- **Problem description**
In the data below, find every line with the string "变化前后" and pull it out.

- **Working data**
# # #

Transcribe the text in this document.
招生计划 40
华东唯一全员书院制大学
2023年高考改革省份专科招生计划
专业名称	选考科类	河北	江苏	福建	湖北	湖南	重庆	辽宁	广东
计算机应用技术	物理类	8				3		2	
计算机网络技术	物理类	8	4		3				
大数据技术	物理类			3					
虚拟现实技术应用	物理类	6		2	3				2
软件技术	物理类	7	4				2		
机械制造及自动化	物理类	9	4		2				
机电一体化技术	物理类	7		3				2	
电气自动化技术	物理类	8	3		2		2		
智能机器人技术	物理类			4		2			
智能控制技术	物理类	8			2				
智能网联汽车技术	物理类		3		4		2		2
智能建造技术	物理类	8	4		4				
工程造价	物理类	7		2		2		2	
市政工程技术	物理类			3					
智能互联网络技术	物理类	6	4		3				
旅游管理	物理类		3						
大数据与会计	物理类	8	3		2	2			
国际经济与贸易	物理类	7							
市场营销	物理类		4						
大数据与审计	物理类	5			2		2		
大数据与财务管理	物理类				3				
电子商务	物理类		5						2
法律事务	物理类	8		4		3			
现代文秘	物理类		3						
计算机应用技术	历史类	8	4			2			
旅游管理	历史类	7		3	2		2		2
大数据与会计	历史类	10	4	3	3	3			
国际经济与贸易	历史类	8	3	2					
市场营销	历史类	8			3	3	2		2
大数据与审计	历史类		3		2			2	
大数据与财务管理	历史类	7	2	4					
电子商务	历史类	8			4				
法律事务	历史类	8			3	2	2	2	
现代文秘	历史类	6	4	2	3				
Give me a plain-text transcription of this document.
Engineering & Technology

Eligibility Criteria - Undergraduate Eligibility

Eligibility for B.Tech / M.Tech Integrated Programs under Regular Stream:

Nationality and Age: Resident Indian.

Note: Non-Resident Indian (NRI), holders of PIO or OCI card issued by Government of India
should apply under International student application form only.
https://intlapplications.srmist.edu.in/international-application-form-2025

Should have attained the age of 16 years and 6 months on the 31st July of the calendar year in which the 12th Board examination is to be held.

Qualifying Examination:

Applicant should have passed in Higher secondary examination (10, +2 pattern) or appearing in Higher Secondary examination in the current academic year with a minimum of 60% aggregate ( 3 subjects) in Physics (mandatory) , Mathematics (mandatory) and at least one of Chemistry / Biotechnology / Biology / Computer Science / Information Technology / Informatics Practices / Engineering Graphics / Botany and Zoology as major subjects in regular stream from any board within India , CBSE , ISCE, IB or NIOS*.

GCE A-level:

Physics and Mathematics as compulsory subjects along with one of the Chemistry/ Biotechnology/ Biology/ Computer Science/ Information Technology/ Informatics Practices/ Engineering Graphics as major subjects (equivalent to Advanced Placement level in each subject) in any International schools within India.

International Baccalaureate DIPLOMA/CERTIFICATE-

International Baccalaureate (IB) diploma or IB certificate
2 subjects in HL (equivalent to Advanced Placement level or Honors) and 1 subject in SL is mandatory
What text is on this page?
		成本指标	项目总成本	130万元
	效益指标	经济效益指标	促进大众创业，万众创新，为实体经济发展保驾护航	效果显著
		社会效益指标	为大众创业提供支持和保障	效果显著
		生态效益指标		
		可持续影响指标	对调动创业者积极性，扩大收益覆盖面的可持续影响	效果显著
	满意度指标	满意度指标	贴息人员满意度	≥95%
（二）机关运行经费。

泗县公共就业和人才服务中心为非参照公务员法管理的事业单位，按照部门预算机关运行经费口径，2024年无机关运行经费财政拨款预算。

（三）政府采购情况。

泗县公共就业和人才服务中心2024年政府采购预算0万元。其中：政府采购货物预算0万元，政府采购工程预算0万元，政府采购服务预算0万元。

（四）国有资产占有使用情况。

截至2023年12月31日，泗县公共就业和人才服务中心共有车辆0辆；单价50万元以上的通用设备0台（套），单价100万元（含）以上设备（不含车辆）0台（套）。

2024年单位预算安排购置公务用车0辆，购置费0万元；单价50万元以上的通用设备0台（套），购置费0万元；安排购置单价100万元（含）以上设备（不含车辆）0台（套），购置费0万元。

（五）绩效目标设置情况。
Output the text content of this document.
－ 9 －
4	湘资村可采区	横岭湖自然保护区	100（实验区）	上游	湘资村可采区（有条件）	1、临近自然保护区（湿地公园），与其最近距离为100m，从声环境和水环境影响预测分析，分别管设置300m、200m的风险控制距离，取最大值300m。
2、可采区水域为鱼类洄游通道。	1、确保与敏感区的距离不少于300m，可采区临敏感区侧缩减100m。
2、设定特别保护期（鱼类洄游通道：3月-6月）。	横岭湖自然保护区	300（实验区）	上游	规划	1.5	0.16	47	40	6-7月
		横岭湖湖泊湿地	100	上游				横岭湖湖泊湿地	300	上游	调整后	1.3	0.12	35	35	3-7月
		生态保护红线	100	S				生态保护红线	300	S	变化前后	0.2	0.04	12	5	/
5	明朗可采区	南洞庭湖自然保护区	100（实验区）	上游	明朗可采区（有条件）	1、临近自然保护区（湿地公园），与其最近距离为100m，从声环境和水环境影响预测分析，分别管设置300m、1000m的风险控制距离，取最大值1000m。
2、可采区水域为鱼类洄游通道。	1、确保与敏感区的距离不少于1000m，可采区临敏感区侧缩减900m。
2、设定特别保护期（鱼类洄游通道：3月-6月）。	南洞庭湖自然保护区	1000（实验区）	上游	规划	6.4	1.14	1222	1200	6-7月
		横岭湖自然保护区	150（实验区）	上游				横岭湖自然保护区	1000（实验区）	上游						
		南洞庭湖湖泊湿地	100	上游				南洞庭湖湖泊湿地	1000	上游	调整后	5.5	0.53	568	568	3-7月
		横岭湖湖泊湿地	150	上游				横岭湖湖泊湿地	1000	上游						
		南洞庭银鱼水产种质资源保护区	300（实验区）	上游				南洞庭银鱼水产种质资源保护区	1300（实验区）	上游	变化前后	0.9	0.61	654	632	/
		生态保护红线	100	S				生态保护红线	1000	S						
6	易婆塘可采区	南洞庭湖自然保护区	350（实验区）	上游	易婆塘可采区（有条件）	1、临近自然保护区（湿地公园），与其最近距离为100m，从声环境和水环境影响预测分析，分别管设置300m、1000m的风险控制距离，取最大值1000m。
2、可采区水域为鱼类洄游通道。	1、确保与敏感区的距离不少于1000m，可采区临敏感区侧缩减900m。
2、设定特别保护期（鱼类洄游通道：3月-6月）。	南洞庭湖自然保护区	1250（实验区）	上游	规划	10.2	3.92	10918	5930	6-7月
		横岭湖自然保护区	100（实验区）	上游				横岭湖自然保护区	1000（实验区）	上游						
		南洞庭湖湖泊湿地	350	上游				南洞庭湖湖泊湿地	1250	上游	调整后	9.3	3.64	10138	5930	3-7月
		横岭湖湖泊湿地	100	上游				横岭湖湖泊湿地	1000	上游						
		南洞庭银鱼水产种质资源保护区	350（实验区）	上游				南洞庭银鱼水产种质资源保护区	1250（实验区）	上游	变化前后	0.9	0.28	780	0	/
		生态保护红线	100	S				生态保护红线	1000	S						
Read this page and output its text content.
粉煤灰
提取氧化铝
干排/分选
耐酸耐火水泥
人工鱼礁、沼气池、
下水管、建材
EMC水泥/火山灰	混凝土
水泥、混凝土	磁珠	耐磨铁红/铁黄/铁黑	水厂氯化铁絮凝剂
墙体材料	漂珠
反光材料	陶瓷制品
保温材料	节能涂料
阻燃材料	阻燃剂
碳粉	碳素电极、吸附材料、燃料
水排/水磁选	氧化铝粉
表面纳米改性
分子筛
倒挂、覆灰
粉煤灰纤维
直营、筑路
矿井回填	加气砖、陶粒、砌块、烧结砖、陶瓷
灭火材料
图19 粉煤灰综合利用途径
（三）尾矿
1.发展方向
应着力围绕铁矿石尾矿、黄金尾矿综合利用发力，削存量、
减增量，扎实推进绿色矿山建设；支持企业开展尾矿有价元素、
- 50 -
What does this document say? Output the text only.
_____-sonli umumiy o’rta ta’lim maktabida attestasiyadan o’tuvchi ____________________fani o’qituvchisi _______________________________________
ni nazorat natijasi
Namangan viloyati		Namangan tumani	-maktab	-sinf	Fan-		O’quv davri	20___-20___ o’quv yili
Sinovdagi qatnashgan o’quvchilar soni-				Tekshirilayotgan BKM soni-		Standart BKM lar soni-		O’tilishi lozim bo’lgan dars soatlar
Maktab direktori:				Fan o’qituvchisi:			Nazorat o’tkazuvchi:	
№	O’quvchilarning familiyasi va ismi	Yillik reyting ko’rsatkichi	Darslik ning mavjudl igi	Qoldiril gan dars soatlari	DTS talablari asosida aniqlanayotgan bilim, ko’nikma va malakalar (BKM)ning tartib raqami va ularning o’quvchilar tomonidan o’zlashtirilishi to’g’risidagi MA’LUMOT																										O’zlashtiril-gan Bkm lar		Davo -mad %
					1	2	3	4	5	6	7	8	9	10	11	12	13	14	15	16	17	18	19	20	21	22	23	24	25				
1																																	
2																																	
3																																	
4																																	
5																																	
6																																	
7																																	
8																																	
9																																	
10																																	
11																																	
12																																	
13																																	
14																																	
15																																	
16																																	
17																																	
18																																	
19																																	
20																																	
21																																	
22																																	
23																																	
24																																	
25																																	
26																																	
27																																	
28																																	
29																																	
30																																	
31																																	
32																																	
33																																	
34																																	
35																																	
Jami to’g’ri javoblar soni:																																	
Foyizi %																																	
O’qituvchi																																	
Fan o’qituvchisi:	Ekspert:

# # #

- **Answer to the task**
		生态保护红线	100	S				生态保护红线	300	S	变化前后	0.2	0.04	12	5	/
		南洞庭银鱼水产种质资源保护区	300（实验区）	上游				南洞庭银鱼水产种质资源保护区	1300（实验区）	上游	变化前后	0.9	0.61	654	632	/
		南洞庭银鱼水产种质资源保护区	350（实验区）	上游				南洞庭银鱼水产种质资源保护区	1250（实验区）	上游	变化前后	0.9	0.28	780	0	/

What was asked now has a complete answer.